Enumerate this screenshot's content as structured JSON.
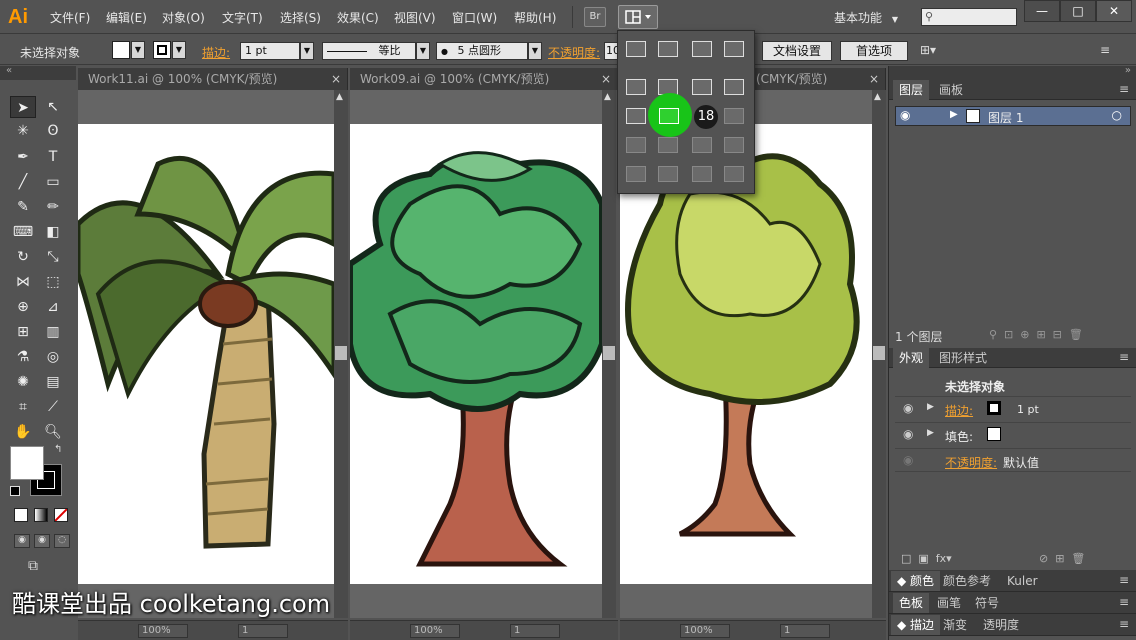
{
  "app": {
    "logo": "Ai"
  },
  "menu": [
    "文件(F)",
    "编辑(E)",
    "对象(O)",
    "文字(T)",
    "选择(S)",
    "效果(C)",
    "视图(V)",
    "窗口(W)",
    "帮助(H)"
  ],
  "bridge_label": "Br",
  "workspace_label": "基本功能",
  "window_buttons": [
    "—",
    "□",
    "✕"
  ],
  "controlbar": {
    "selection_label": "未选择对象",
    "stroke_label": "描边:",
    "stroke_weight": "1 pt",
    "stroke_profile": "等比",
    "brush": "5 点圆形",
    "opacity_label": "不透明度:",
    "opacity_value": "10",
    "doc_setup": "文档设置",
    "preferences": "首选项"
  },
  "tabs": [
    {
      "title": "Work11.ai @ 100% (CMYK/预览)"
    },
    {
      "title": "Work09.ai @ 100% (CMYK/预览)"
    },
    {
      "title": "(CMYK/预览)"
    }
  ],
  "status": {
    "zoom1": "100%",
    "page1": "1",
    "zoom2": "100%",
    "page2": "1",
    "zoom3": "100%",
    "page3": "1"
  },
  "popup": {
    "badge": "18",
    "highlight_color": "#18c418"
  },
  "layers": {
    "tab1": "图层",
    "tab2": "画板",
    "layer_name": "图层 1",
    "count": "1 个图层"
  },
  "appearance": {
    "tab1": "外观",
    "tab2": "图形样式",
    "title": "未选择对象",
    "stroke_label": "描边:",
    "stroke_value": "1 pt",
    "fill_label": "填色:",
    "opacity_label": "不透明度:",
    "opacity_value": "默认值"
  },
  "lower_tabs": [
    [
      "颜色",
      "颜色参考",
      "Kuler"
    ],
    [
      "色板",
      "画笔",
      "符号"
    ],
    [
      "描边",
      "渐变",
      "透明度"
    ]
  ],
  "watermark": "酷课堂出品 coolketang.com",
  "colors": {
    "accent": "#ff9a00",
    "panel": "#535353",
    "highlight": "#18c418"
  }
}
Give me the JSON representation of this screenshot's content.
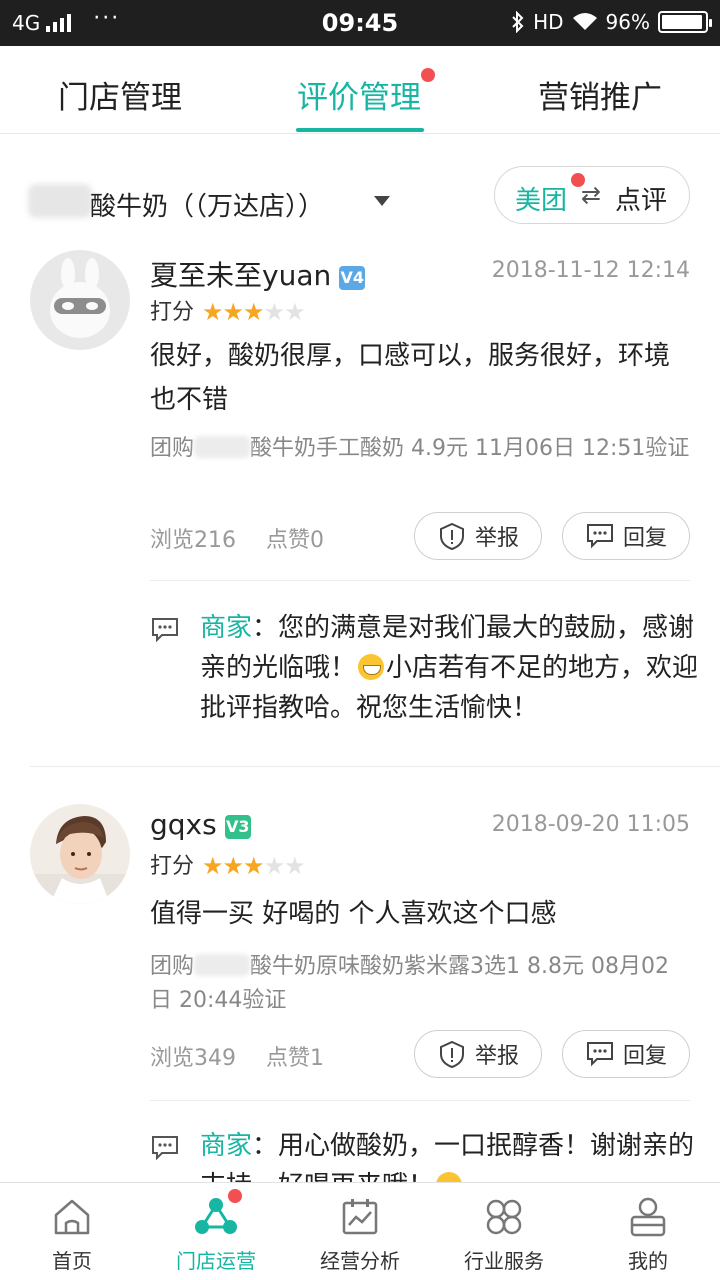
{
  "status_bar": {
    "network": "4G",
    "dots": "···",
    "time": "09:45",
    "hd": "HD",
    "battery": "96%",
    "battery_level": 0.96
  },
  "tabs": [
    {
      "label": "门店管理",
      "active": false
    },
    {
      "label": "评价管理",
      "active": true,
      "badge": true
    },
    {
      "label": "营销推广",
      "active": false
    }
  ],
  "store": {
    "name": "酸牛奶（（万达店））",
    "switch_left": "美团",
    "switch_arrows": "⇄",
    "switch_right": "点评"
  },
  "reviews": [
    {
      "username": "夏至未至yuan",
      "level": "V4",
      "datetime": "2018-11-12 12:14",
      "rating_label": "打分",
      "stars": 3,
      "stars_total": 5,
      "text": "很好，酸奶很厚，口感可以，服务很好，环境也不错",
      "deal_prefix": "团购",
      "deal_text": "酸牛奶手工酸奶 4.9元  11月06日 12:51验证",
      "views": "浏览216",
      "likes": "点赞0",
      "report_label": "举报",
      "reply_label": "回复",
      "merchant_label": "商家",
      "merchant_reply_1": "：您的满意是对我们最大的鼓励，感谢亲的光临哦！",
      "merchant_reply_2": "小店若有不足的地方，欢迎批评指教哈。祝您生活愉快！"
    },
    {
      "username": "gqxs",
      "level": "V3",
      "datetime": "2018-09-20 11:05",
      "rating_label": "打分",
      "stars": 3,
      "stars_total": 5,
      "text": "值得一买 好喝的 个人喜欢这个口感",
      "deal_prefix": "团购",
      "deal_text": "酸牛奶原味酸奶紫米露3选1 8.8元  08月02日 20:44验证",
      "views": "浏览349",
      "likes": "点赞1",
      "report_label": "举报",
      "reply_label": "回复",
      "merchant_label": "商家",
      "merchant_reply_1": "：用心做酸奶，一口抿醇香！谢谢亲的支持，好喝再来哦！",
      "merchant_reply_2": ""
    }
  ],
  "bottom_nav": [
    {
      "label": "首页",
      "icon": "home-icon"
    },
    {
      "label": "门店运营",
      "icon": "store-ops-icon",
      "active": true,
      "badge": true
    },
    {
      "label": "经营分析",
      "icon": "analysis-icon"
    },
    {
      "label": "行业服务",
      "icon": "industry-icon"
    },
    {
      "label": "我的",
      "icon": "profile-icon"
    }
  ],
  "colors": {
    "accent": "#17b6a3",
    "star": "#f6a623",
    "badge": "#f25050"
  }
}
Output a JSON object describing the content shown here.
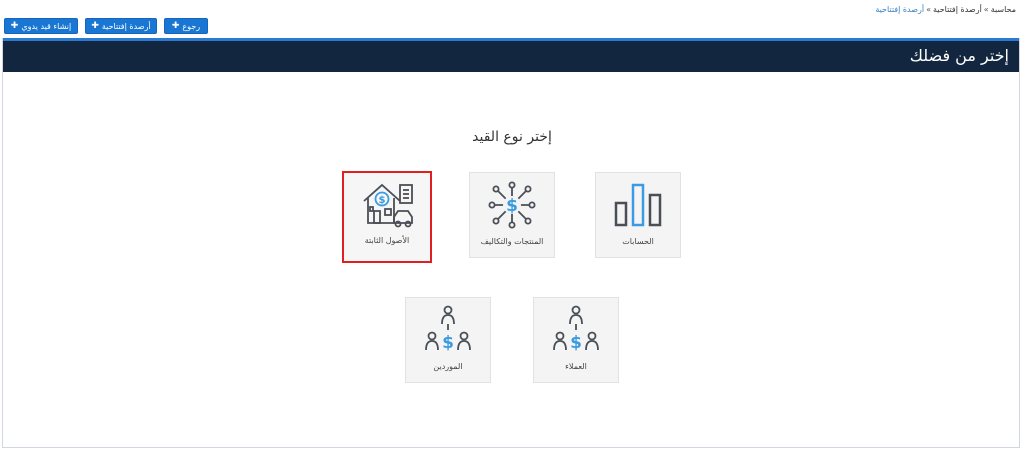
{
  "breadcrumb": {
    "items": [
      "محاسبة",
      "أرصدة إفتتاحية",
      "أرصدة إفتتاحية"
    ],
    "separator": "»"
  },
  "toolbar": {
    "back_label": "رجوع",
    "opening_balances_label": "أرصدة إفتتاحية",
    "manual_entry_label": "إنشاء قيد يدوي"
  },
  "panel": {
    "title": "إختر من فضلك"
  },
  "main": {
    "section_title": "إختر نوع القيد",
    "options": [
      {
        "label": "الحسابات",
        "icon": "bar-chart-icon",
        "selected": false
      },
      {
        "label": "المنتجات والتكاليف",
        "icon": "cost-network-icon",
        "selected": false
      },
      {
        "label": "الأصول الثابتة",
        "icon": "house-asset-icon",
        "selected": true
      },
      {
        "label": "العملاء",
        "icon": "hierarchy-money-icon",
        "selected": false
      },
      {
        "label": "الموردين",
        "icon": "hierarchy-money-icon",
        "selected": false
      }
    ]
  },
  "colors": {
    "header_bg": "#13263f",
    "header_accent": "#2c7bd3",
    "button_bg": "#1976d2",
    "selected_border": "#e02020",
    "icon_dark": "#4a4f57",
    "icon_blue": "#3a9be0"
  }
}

### WORK TO COMPLETE:
Every record above should come back exactly, but without its pictures.

### EXERCISE RESULT:
Enumerate this screenshot's content as structured JSON.
{
  "app": {
    "logo": "Ai"
  },
  "menu": [
    "文件(F)",
    "编辑(E)",
    "对象(O)",
    "文字(T)",
    "选择(S)",
    "效果(C)",
    "视图(V)",
    "窗口(W)",
    "帮助(H)"
  ],
  "bridge_label": "Br",
  "workspace_label": "基本功能",
  "window_buttons": [
    "—",
    "□",
    "✕"
  ],
  "controlbar": {
    "selection_label": "未选择对象",
    "stroke_label": "描边:",
    "stroke_weight": "1 pt",
    "stroke_profile": "等比",
    "brush": "5 点圆形",
    "opacity_label": "不透明度:",
    "opacity_value": "10",
    "doc_setup": "文档设置",
    "preferences": "首选项"
  },
  "tabs": [
    {
      "title": "Work11.ai @ 100% (CMYK/预览)"
    },
    {
      "title": "Work09.ai @ 100% (CMYK/预览)"
    },
    {
      "title": "(CMYK/预览)"
    }
  ],
  "status": {
    "zoom1": "100%",
    "page1": "1",
    "zoom2": "100%",
    "page2": "1",
    "zoom3": "100%",
    "page3": "1"
  },
  "popup": {
    "badge": "18",
    "highlight_color": "#18c418"
  },
  "layers": {
    "tab1": "图层",
    "tab2": "画板",
    "layer_name": "图层 1",
    "count": "1 个图层"
  },
  "appearance": {
    "tab1": "外观",
    "tab2": "图形样式",
    "title": "未选择对象",
    "stroke_label": "描边:",
    "stroke_value": "1 pt",
    "fill_label": "填色:",
    "opacity_label": "不透明度:",
    "opacity_value": "默认值"
  },
  "lower_tabs": [
    [
      "颜色",
      "颜色参考",
      "Kuler"
    ],
    [
      "色板",
      "画笔",
      "符号"
    ],
    [
      "描边",
      "渐变",
      "透明度"
    ]
  ],
  "watermark": "酷课堂出品 coolketang.com",
  "colors": {
    "accent": "#ff9a00",
    "panel": "#535353",
    "highlight": "#18c418"
  }
}
Give me the JSON representation of this screenshot's content.
{
  "status_bar": {
    "network": "4G",
    "dots": "···",
    "time": "09:45",
    "hd": "HD",
    "battery": "96%",
    "battery_level": 0.96
  },
  "tabs": [
    {
      "label": "门店管理",
      "active": false
    },
    {
      "label": "评价管理",
      "active": true,
      "badge": true
    },
    {
      "label": "营销推广",
      "active": false
    }
  ],
  "store": {
    "name": "酸牛奶（（万达店））",
    "switch_left": "美团",
    "switch_arrows": "⇄",
    "switch_right": "点评"
  },
  "reviews": [
    {
      "username": "夏至未至yuan",
      "level": "V4",
      "datetime": "2018-11-12 12:14",
      "rating_label": "打分",
      "stars": 3,
      "stars_total": 5,
      "text": "很好，酸奶很厚，口感可以，服务很好，环境也不错",
      "deal_prefix": "团购",
      "deal_text": "酸牛奶手工酸奶 4.9元  11月06日 12:51验证",
      "views": "浏览216",
      "likes": "点赞0",
      "report_label": "举报",
      "reply_label": "回复",
      "merchant_label": "商家",
      "merchant_reply_1": "：您的满意是对我们最大的鼓励，感谢亲的光临哦！",
      "merchant_reply_2": "小店若有不足的地方，欢迎批评指教哈。祝您生活愉快！"
    },
    {
      "username": "gqxs",
      "level": "V3",
      "datetime": "2018-09-20 11:05",
      "rating_label": "打分",
      "stars": 3,
      "stars_total": 5,
      "text": "值得一买 好喝的 个人喜欢这个口感",
      "deal_prefix": "团购",
      "deal_text": "酸牛奶原味酸奶紫米露3选1 8.8元  08月02日 20:44验证",
      "views": "浏览349",
      "likes": "点赞1",
      "report_label": "举报",
      "reply_label": "回复",
      "merchant_label": "商家",
      "merchant_reply_1": "：用心做酸奶，一口抿醇香！谢谢亲的支持，好喝再来哦！",
      "merchant_reply_2": ""
    }
  ],
  "bottom_nav": [
    {
      "label": "首页",
      "icon": "home-icon"
    },
    {
      "label": "门店运营",
      "icon": "store-ops-icon",
      "active": true,
      "badge": true
    },
    {
      "label": "经营分析",
      "icon": "analysis-icon"
    },
    {
      "label": "行业服务",
      "icon": "industry-icon"
    },
    {
      "label": "我的",
      "icon": "profile-icon"
    }
  ],
  "colors": {
    "accent": "#17b6a3",
    "star": "#f6a623",
    "badge": "#f25050"
  }
}
Output a JSON object describing the content shown here.
{
  "breadcrumb": {
    "items": [
      "محاسبة",
      "أرصدة إفتتاحية",
      "أرصدة إفتتاحية"
    ],
    "separator": "»"
  },
  "toolbar": {
    "back_label": "رجوع",
    "opening_balances_label": "أرصدة إفتتاحية",
    "manual_entry_label": "إنشاء قيد يدوي"
  },
  "panel": {
    "title": "إختر من فضلك"
  },
  "main": {
    "section_title": "إختر نوع القيد",
    "options": [
      {
        "label": "الحسابات",
        "icon": "bar-chart-icon",
        "selected": false
      },
      {
        "label": "المنتجات والتكاليف",
        "icon": "cost-network-icon",
        "selected": false
      },
      {
        "label": "الأصول الثابتة",
        "icon": "house-asset-icon",
        "selected": true
      },
      {
        "label": "العملاء",
        "icon": "hierarchy-money-icon",
        "selected": false
      },
      {
        "label": "الموردين",
        "icon": "hierarchy-money-icon",
        "selected": false
      }
    ]
  },
  "colors": {
    "header_bg": "#13263f",
    "header_accent": "#2c7bd3",
    "button_bg": "#1976d2",
    "selected_border": "#e02020",
    "icon_dark": "#4a4f57",
    "icon_blue": "#3a9be0"
  }
}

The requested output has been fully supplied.